Goal => Write down every entry below once more, exactly.

— START Input material —

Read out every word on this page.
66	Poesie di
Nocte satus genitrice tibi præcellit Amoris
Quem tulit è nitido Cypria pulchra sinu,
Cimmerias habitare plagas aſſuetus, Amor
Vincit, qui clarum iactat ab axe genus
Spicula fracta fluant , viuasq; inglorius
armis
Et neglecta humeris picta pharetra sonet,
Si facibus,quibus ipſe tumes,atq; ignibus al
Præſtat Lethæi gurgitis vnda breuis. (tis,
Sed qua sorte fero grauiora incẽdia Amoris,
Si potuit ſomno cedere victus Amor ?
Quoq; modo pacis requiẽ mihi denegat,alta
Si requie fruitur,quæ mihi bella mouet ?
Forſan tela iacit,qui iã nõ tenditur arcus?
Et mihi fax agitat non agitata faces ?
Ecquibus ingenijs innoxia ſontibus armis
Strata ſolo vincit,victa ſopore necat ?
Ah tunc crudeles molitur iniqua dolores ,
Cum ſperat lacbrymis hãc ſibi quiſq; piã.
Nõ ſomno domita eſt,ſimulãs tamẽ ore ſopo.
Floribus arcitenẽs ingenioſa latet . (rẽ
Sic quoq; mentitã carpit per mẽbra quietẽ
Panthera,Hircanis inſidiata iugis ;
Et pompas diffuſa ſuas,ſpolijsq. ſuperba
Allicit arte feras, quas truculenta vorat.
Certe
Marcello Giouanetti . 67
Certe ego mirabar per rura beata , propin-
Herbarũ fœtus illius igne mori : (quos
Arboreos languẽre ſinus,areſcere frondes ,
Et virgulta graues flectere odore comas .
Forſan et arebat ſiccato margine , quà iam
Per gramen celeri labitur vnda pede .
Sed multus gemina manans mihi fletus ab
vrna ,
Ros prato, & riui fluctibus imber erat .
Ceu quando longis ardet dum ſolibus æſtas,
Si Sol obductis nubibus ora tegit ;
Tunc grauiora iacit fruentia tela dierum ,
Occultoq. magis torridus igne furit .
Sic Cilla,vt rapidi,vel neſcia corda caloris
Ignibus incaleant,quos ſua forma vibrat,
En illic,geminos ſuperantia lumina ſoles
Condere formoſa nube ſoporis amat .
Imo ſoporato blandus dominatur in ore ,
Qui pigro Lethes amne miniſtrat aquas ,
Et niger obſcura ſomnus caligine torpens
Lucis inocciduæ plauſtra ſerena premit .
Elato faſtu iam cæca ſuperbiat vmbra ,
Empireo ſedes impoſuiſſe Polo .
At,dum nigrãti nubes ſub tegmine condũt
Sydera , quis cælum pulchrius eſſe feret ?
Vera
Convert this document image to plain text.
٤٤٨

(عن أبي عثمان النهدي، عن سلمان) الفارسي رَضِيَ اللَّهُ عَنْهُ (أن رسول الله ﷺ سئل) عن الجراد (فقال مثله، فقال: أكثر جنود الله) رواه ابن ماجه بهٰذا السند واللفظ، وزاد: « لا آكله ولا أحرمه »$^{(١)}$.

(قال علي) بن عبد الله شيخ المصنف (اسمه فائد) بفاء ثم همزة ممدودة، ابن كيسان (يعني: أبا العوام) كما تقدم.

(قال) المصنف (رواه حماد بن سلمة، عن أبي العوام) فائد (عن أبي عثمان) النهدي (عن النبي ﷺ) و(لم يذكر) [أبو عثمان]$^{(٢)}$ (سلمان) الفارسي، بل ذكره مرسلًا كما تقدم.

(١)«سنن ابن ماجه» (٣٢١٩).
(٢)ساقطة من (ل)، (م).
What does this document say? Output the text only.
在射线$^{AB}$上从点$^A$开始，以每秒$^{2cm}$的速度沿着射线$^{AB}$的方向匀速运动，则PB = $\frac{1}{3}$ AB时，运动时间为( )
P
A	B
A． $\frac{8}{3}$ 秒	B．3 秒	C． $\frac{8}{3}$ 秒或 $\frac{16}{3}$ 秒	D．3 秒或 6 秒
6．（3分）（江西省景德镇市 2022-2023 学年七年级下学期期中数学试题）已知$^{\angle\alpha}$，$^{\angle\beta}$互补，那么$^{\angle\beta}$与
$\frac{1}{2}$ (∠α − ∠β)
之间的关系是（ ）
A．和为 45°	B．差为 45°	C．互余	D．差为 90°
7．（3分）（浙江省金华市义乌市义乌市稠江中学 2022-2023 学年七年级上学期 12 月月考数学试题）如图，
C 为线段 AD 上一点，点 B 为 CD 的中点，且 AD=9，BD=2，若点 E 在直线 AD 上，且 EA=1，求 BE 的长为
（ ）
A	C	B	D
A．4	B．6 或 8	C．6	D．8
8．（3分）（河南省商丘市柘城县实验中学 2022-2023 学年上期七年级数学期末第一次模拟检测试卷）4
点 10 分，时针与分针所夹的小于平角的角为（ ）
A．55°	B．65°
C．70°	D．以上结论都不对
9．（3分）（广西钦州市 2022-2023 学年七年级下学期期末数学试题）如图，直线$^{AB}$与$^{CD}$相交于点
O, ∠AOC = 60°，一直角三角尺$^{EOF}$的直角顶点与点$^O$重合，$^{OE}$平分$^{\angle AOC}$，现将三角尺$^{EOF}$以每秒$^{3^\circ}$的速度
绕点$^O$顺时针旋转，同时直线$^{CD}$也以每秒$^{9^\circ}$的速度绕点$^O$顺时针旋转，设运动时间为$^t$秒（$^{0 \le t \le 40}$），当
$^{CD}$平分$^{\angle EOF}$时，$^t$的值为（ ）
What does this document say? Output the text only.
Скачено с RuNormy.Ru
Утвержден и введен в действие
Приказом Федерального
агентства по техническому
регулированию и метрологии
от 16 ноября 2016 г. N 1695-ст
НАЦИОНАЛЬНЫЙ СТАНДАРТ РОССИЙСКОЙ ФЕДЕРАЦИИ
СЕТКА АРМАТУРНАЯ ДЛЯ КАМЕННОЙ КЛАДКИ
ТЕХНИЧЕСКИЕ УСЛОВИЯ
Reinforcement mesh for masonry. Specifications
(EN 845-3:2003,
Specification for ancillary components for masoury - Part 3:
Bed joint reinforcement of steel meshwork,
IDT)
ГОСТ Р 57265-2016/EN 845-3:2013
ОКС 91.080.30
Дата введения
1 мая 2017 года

— END Input material —

Task response =>
Read out every word on this page.
66	Poesie di
Nocte satus genitrice tibi præcellit Amoris
Quem tulit è nitido Cypria pulchra sinu,
Cimmerias habitare plagas aſſuetus, Amor
Vincit, qui clarum iactat ab axe genus
Spicula fracta fluant , viuasq; inglorius
armis
Et neglecta humeris picta pharetra sonet,
Si facibus,quibus ipſe tumes,atq; ignibus al
Præſtat Lethæi gurgitis vnda breuis. (tis,
Sed qua sorte fero grauiora incẽdia Amoris,
Si potuit ſomno cedere victus Amor ?
Quoq; modo pacis requiẽ mihi denegat,alta
Si requie fruitur,quæ mihi bella mouet ?
Forſan tela iacit,qui iã nõ tenditur arcus?
Et mihi fax agitat non agitata faces ?
Ecquibus ingenijs innoxia ſontibus armis
Strata ſolo vincit,victa ſopore necat ?
Ah tunc crudeles molitur iniqua dolores ,
Cum ſperat lacbrymis hãc ſibi quiſq; piã.
Nõ ſomno domita eſt,ſimulãs tamẽ ore ſopo.
Floribus arcitenẽs ingenioſa latet . (rẽ
Sic quoq; mentitã carpit per mẽbra quietẽ
Panthera,Hircanis inſidiata iugis ;
Et pompas diffuſa ſuas,ſpolijsq. ſuperba
Allicit arte feras, quas truculenta vorat.
Certe
Marcello Giouanetti . 67
Certe ego mirabar per rura beata , propin-
Herbarũ fœtus illius igne mori : (quos
Arboreos languẽre ſinus,areſcere frondes ,
Et virgulta graues flectere odore comas .
Forſan et arebat ſiccato margine , quà iam
Per gramen celeri labitur vnda pede .
Sed multus gemina manans mihi fletus ab
vrna ,
Ros prato, & riui fluctibus imber erat .
Ceu quando longis ardet dum ſolibus æſtas,
Si Sol obductis nubibus ora tegit ;
Tunc grauiora iacit fruentia tela dierum ,
Occultoq. magis torridus igne furit .
Sic Cilla,vt rapidi,vel neſcia corda caloris
Ignibus incaleant,quos ſua forma vibrat,
En illic,geminos ſuperantia lumina ſoles
Condere formoſa nube ſoporis amat .
Imo ſoporato blandus dominatur in ore ,
Qui pigro Lethes amne miniſtrat aquas ,
Et niger obſcura ſomnus caligine torpens
Lucis inocciduæ plauſtra ſerena premit .
Elato faſtu iam cæca ſuperbiat vmbra ,
Empireo ſedes impoſuiſſe Polo .
At,dum nigrãti nubes ſub tegmine condũt
Sydera , quis cælum pulchrius eſſe feret ?
Vera
Convert this document image to plain text.
٤٤٨

(عن أبي عثمان النهدي، عن سلمان) الفارسي رَضِيَ اللَّهُ عَنْهُ (أن رسول الله ﷺ سئل) عن الجراد (فقال مثله، فقال: أكثر جنود الله) رواه ابن ماجه بهٰذا السند واللفظ، وزاد: « لا آكله ولا أحرمه »$^{(١)}$.

(قال علي) بن عبد الله شيخ المصنف (اسمه فائد) بفاء ثم همزة ممدودة، ابن كيسان (يعني: أبا العوام) كما تقدم.

(قال) المصنف (رواه حماد بن سلمة، عن أبي العوام) فائد (عن أبي عثمان) النهدي (عن النبي ﷺ) و(لم يذكر) [أبو عثمان]$^{(٢)}$ (سلمان) الفارسي، بل ذكره مرسلًا كما تقدم.

(١)«سنن ابن ماجه» (٣٢١٩).
(٢)ساقطة من (ل)، (م).
What does this document say? Output the text only.
在射线$^{AB}$上从点$^A$开始，以每秒$^{2cm}$的速度沿着射线$^{AB}$的方向匀速运动，则PB = $\frac{1}{3}$ AB时，运动时间为( )
P
A	B
A． $\frac{8}{3}$ 秒	B．3 秒	C． $\frac{8}{3}$ 秒或 $\frac{16}{3}$ 秒	D．3 秒或 6 秒
6．（3分）（江西省景德镇市 2022-2023 学年七年级下学期期中数学试题）已知$^{\angle\alpha}$，$^{\angle\beta}$互补，那么$^{\angle\beta}$与
$\frac{1}{2}$ (∠α − ∠β)
之间的关系是（ ）
A．和为 45°	B．差为 45°	C．互余	D．差为 90°
7．（3分）（浙江省金华市义乌市义乌市稠江中学 2022-2023 学年七年级上学期 12 月月考数学试题）如图，
C 为线段 AD 上一点，点 B 为 CD 的中点，且 AD=9，BD=2，若点 E 在直线 AD 上，且 EA=1，求 BE 的长为
（ ）
A	C	B	D
A．4	B．6 或 8	C．6	D．8
8．（3分）（河南省商丘市柘城县实验中学 2022-2023 学年上期七年级数学期末第一次模拟检测试卷）4
点 10 分，时针与分针所夹的小于平角的角为（ ）
A．55°	B．65°
C．70°	D．以上结论都不对
9．（3分）（广西钦州市 2022-2023 学年七年级下学期期末数学试题）如图，直线$^{AB}$与$^{CD}$相交于点
O, ∠AOC = 60°，一直角三角尺$^{EOF}$的直角顶点与点$^O$重合，$^{OE}$平分$^{\angle AOC}$，现将三角尺$^{EOF}$以每秒$^{3^\circ}$的速度
绕点$^O$顺时针旋转，同时直线$^{CD}$也以每秒$^{9^\circ}$的速度绕点$^O$顺时针旋转，设运动时间为$^t$秒（$^{0 \le t \le 40}$），当
$^{CD}$平分$^{\angle EOF}$时，$^t$的值为（ ）
What does this document say? Output the text only.
Скачено с RuNormy.Ru
Утвержден и введен в действие
Приказом Федерального
агентства по техническому
регулированию и метрологии
от 16 ноября 2016 г. N 1695-ст
НАЦИОНАЛЬНЫЙ СТАНДАРТ РОССИЙСКОЙ ФЕДЕРАЦИИ
СЕТКА АРМАТУРНАЯ ДЛЯ КАМЕННОЙ КЛАДКИ
ТЕХНИЧЕСКИЕ УСЛОВИЯ
Reinforcement mesh for masonry. Specifications
(EN 845-3:2003,
Specification for ancillary components for masoury - Part 3:
Bed joint reinforcement of steel meshwork,
IDT)
ГОСТ Р 57265-2016/EN 845-3:2013
ОКС 91.080.30
Дата введения
1 мая 2017 года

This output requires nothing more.